# Dataset records
####################
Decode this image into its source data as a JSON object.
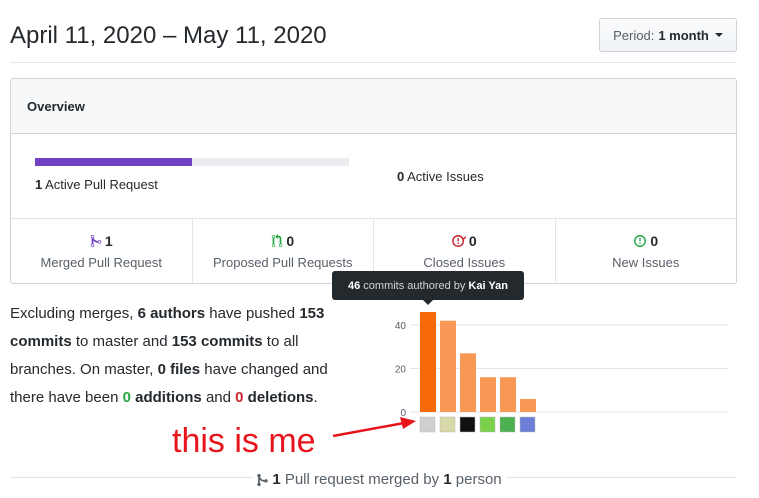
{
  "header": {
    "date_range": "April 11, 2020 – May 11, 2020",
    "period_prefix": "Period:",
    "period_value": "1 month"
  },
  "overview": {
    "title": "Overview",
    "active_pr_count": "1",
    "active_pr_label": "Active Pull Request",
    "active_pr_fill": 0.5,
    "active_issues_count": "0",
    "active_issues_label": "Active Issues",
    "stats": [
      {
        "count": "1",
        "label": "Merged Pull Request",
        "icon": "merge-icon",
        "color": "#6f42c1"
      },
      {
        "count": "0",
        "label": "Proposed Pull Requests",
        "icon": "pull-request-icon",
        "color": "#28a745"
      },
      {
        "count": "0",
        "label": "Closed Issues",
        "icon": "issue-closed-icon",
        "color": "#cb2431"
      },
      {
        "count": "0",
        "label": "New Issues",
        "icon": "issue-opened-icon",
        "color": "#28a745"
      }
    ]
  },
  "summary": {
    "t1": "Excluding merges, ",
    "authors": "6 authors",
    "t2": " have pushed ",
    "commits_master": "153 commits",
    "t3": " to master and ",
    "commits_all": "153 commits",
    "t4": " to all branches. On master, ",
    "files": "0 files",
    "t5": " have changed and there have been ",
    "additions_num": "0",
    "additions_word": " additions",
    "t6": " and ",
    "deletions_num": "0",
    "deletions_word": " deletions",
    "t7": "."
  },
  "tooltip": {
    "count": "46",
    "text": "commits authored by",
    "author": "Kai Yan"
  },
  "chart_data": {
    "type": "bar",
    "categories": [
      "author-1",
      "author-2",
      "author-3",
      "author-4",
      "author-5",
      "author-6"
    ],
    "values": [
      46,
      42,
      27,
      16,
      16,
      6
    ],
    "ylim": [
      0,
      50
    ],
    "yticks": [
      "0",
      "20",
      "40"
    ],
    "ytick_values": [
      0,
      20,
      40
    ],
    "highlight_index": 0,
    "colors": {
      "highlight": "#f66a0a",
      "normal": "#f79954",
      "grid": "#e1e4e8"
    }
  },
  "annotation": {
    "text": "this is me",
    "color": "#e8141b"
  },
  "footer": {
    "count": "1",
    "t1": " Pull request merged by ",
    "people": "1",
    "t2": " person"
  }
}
####################
# What you need to do
Gather each line in these records that contains the string "this".

# Final result
Decode this image into its source data as a JSON object.
    "text": "this is me",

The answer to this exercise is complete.